## SUPPLIED DATA
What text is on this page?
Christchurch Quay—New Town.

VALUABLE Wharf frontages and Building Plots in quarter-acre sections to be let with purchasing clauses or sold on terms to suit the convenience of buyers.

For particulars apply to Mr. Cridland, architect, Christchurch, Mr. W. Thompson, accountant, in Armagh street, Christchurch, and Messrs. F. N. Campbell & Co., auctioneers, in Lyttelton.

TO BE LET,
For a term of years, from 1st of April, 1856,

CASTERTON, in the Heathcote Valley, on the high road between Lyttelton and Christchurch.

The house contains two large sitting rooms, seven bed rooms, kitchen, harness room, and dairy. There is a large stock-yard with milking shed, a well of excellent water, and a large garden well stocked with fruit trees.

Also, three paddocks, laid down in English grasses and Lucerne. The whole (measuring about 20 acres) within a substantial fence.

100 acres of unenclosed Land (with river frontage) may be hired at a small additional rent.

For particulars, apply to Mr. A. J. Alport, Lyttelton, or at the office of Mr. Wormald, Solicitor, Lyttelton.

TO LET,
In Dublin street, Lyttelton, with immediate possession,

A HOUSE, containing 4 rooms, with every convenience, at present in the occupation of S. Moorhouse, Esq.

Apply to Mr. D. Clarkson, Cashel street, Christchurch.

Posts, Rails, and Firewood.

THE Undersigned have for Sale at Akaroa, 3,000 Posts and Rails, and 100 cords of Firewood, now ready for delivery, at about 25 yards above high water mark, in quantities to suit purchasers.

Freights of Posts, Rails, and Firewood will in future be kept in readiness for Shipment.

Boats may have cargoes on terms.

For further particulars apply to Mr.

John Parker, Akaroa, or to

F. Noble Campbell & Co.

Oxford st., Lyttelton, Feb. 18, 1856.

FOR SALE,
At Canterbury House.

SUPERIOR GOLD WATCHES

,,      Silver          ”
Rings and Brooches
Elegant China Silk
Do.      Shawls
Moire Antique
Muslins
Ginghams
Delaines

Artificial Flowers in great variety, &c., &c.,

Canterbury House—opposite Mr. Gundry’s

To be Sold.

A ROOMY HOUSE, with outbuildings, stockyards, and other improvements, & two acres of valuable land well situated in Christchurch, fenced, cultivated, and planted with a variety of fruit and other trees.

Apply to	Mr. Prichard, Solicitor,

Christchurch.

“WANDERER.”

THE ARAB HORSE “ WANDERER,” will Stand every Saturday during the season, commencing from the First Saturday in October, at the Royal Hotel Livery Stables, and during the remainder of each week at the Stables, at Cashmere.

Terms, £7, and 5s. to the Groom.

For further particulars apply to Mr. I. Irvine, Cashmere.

## WHAT IS ASKED
In the entries above, identify every line with the string "Firewood".

## TASK RESPONSE
Posts, Rails, and Firewood.
THE Undersigned have for Sale at Akaroa, 3,000 Posts and Rails, and 100 cords of Firewood, now ready for delivery, at about 25 yards above high water mark, in quantities to suit purchasers.
Freights of Posts, Rails, and Firewood will in future be kept in readiness for Shipment.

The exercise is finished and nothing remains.